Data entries

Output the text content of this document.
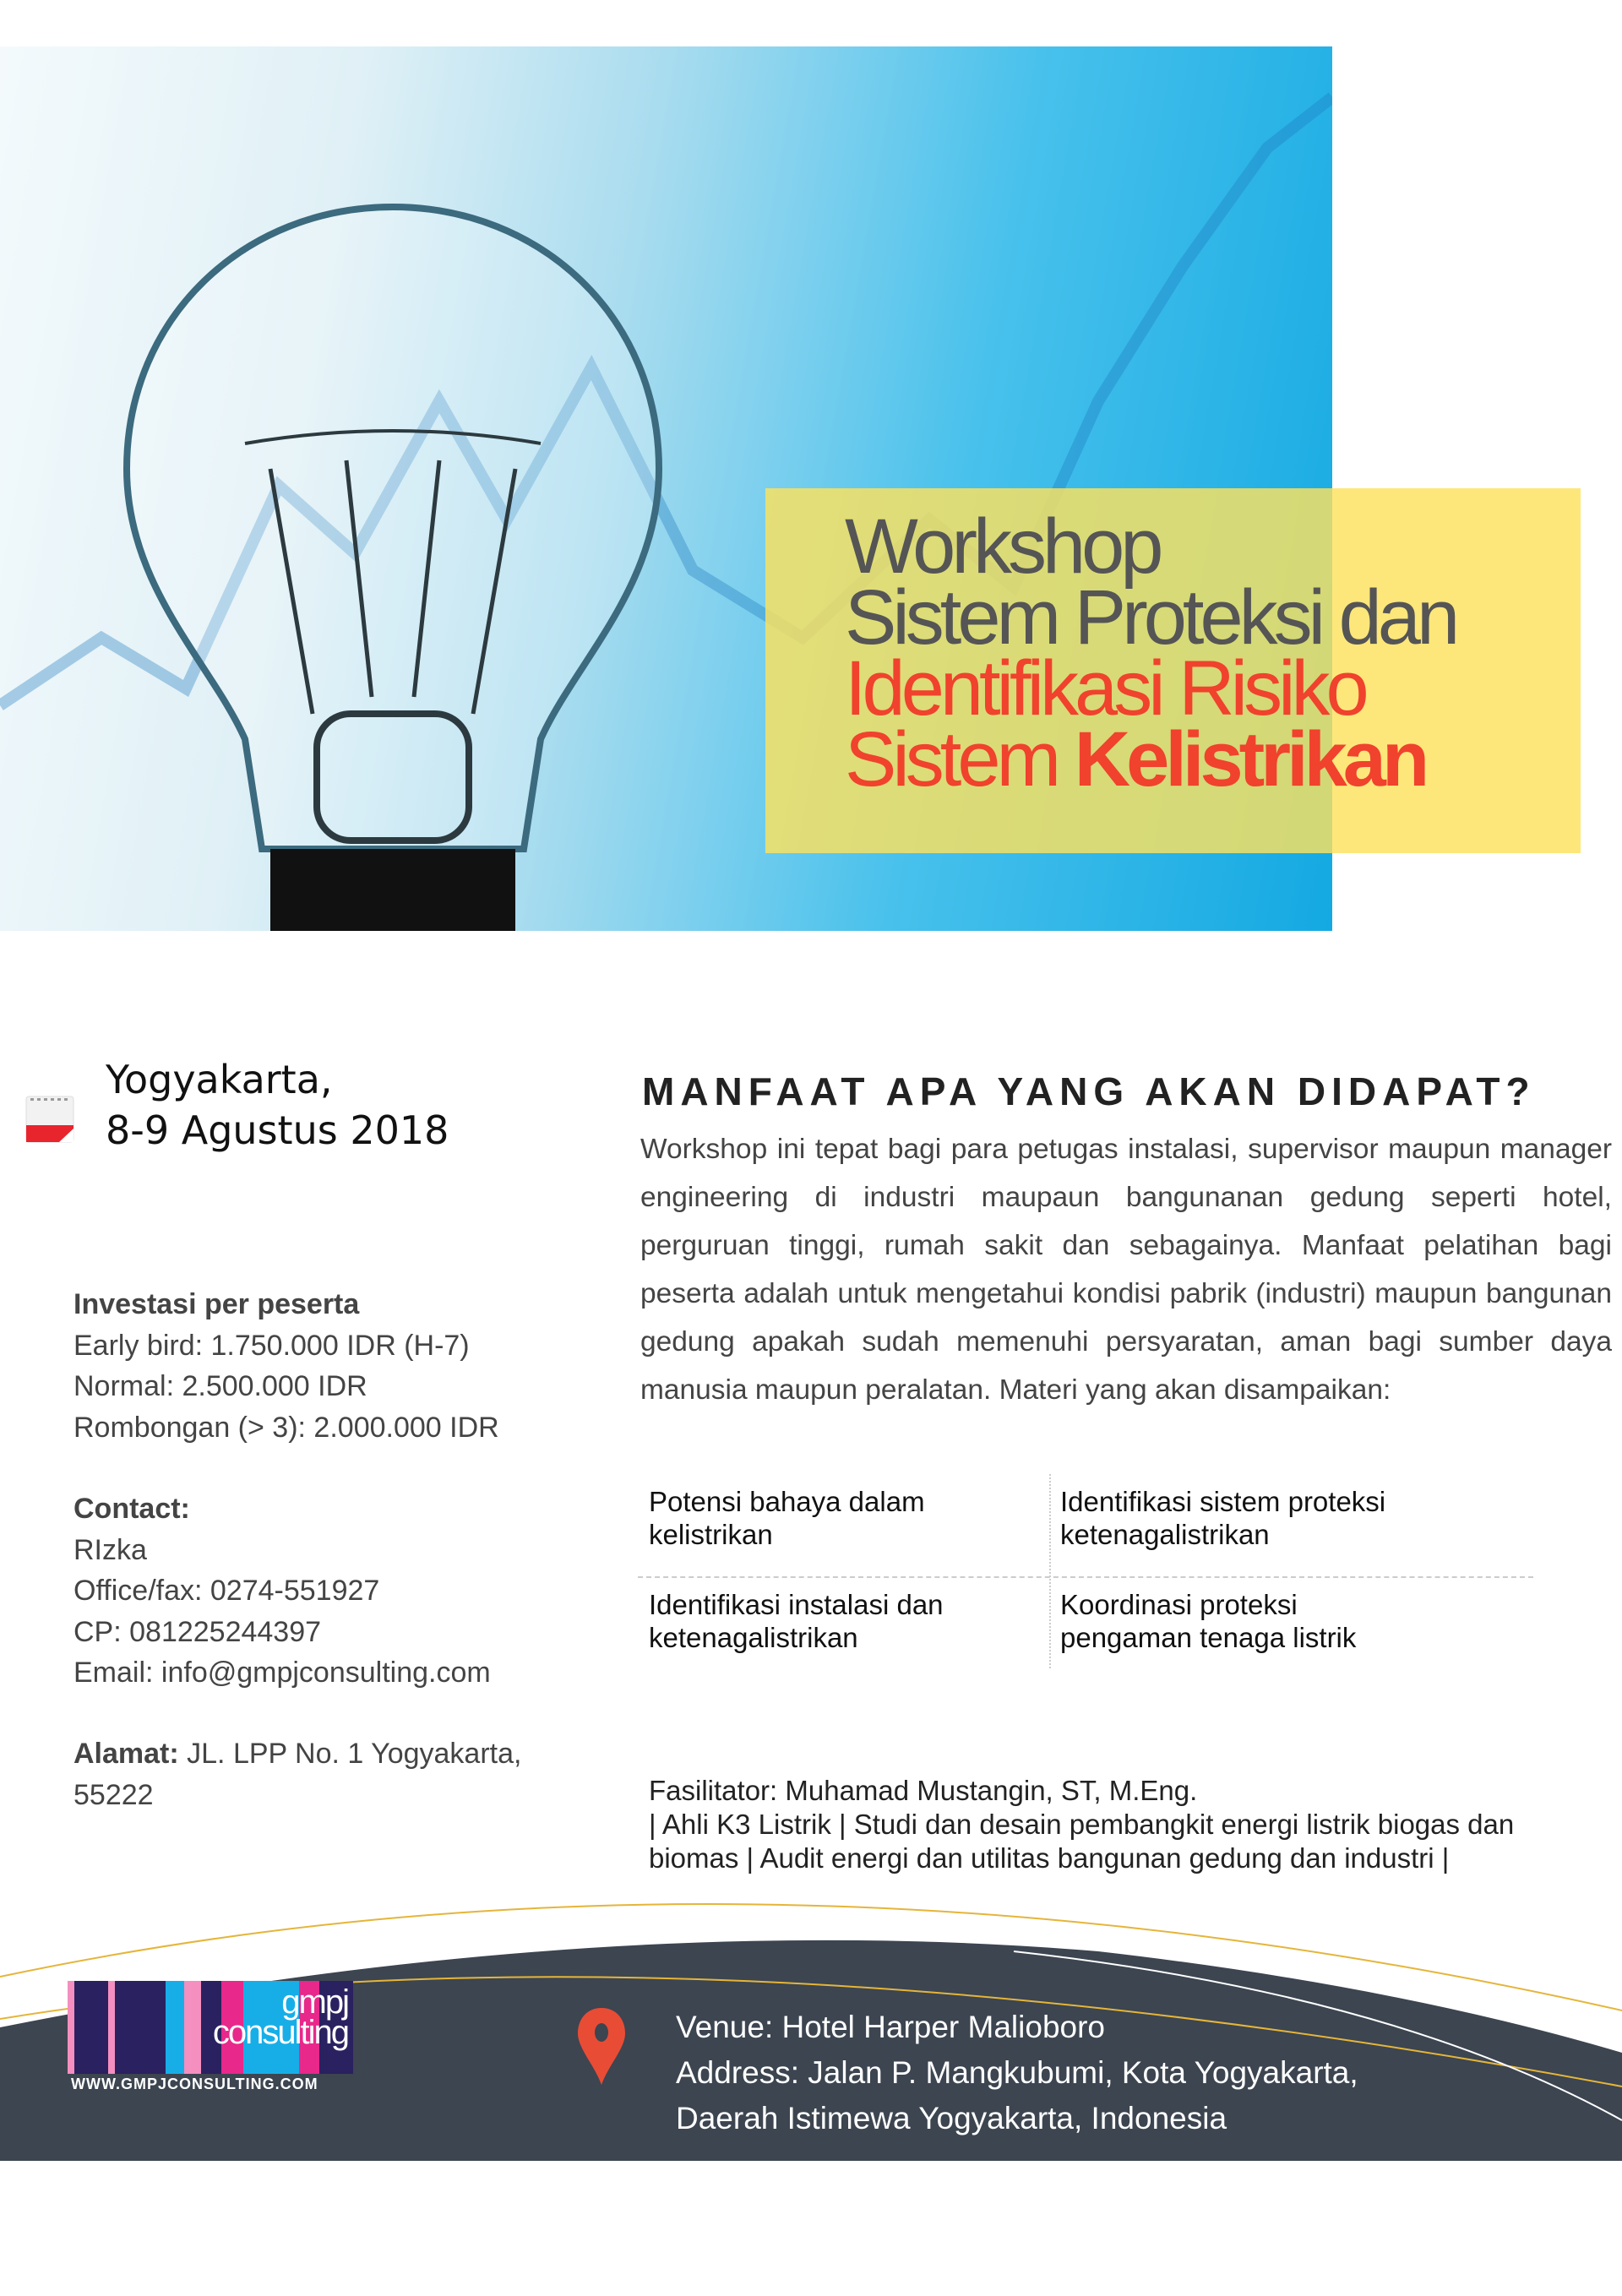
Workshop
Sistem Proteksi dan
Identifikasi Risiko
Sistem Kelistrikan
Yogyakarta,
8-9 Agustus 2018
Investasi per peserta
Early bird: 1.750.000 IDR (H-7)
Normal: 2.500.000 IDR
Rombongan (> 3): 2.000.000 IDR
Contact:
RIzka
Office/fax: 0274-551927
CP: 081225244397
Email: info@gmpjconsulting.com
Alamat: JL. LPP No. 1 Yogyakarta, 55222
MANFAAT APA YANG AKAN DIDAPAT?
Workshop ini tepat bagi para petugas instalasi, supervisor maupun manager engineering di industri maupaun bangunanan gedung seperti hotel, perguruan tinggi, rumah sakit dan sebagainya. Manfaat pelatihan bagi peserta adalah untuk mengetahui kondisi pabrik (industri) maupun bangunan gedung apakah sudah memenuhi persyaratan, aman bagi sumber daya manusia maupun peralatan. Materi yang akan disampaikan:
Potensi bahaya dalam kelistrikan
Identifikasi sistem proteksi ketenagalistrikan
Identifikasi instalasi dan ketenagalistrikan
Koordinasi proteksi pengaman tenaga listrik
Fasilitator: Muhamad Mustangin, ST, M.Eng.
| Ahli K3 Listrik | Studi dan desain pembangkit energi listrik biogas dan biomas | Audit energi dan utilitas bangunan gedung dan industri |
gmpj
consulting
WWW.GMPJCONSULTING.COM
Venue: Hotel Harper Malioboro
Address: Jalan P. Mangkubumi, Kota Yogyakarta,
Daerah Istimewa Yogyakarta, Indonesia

--

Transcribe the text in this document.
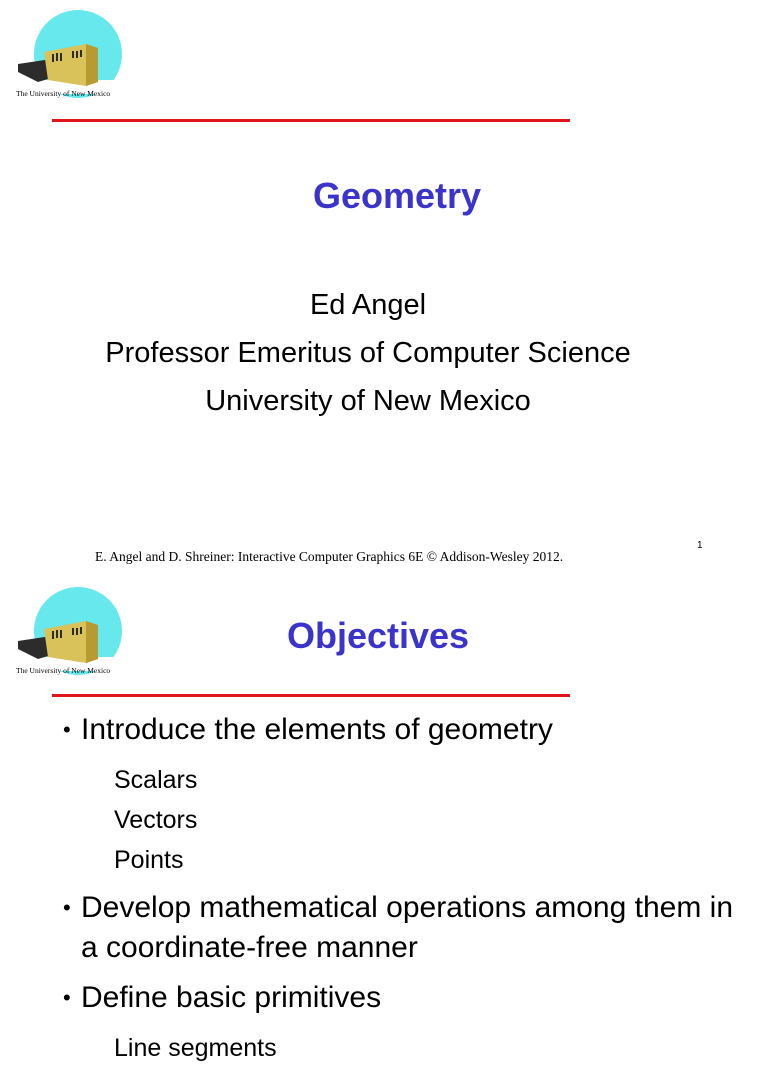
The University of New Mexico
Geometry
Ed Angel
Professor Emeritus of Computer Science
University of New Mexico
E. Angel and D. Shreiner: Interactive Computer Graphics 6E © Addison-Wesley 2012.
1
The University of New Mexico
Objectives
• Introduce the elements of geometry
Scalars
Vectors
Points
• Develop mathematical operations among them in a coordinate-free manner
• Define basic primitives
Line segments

...

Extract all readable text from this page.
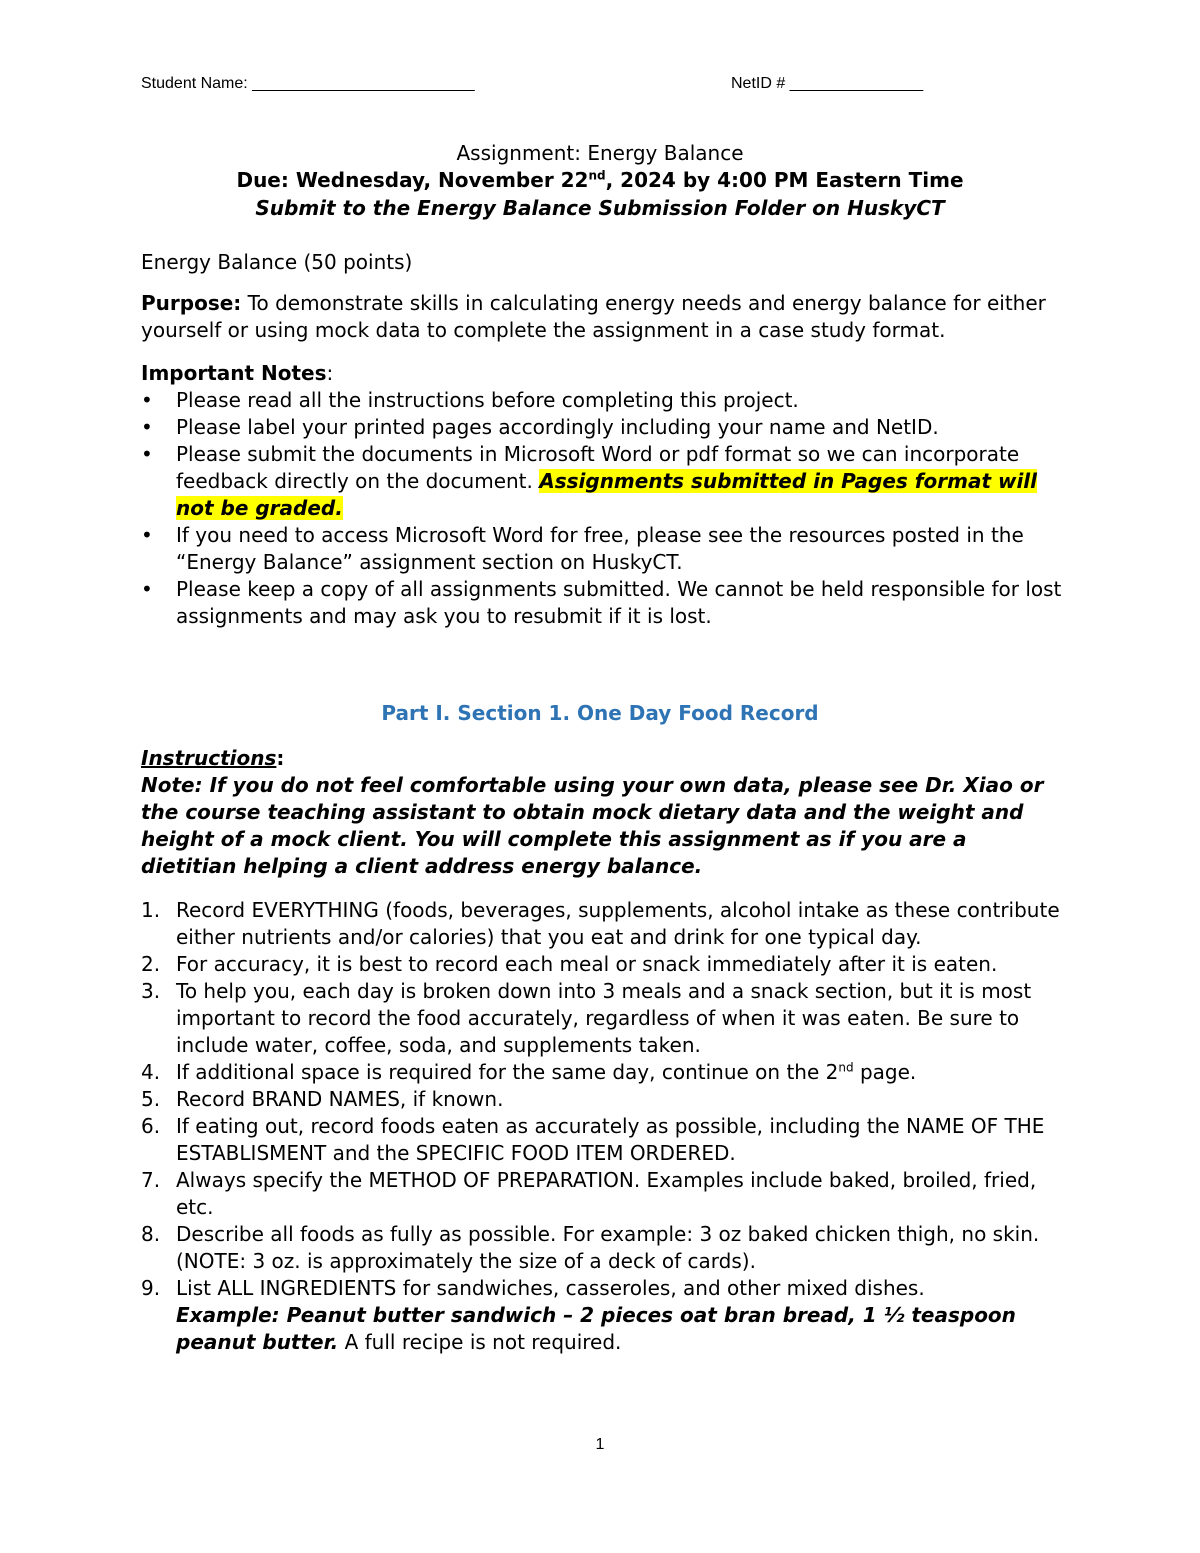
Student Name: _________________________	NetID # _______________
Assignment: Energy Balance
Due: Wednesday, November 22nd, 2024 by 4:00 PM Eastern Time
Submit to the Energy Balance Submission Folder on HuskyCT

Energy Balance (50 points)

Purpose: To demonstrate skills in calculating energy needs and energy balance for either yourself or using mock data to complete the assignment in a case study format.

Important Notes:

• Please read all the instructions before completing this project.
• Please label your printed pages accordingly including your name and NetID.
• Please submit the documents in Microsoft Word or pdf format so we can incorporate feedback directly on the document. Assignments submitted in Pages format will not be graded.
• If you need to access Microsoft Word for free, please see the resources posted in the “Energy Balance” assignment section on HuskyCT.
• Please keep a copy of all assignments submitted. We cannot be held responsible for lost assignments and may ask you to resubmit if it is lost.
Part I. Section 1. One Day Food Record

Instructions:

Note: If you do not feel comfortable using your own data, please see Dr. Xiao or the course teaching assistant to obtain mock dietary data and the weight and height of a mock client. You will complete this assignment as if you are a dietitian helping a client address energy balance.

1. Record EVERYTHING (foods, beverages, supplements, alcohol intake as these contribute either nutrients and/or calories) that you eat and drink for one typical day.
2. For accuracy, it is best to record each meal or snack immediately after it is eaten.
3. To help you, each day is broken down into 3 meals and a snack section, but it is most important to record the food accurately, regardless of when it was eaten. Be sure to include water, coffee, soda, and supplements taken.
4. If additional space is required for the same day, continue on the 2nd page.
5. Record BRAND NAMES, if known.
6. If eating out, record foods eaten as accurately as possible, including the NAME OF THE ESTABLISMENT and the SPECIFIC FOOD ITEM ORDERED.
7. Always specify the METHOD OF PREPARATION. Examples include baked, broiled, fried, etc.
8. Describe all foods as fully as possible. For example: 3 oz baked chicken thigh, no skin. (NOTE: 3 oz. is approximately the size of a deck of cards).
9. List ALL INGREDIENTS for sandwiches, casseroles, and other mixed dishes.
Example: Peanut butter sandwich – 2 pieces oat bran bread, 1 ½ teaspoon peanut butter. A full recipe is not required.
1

TO DO: Find the count of lines in the data above where the string "HuskyCT" occurs. Provide that number alone.

SOLUTION FOR THIS PROBLEM: 2